## WORK TO DO
In the records below, find each line with the word "this" and copy it.

## TASK MATERIAL
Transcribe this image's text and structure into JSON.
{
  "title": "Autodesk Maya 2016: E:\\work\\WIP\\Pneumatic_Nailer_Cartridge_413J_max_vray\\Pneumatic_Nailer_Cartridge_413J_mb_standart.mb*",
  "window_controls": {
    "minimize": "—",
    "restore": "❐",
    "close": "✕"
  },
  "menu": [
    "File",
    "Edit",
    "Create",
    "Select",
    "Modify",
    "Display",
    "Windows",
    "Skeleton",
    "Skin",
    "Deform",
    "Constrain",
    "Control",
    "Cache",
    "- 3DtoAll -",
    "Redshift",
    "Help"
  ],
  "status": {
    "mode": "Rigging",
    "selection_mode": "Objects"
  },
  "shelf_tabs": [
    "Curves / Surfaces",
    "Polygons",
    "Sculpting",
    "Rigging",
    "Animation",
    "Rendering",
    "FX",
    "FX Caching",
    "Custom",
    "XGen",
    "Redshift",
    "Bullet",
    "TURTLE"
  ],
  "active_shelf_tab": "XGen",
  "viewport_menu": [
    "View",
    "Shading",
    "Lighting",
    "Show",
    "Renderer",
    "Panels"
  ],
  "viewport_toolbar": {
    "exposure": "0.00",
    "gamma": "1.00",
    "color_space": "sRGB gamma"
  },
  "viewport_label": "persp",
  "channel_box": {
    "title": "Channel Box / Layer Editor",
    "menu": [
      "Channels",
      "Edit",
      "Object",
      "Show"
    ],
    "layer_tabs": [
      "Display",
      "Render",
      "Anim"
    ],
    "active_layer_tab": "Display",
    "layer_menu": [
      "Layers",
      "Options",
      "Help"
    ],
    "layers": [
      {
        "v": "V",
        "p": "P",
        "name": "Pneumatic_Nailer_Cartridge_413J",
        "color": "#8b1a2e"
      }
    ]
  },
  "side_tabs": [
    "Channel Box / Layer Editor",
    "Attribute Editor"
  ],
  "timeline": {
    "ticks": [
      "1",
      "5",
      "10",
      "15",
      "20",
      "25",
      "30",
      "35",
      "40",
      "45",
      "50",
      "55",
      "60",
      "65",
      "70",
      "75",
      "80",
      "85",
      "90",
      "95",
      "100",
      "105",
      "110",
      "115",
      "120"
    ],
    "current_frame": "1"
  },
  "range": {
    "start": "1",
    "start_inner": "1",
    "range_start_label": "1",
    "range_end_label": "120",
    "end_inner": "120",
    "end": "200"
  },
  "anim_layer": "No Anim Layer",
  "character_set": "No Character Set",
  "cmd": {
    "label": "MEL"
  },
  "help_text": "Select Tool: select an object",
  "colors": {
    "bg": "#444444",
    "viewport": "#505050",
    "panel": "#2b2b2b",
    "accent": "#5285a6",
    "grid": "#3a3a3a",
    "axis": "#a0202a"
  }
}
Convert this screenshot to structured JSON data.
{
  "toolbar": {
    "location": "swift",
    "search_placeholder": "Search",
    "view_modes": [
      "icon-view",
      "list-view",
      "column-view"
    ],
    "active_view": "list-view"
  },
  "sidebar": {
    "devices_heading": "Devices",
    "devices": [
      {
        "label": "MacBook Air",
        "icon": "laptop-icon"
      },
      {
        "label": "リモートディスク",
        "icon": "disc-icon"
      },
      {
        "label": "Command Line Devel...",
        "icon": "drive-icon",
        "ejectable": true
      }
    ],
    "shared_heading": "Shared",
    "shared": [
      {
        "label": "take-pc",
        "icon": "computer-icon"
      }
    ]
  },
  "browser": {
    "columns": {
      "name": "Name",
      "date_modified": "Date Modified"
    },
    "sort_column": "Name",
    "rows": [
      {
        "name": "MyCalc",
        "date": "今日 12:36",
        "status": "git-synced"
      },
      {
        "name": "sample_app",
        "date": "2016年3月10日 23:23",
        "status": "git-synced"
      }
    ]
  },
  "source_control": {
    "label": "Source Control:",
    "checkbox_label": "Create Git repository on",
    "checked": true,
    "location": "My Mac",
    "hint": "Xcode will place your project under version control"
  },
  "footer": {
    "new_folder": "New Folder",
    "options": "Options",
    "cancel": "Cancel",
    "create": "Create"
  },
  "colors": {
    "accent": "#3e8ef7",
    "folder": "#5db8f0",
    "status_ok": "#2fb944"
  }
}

## SOLUTION TO THE EXERCISE
Transcribe this image's text and structure into JSON.
Convert this screenshot to structured JSON data.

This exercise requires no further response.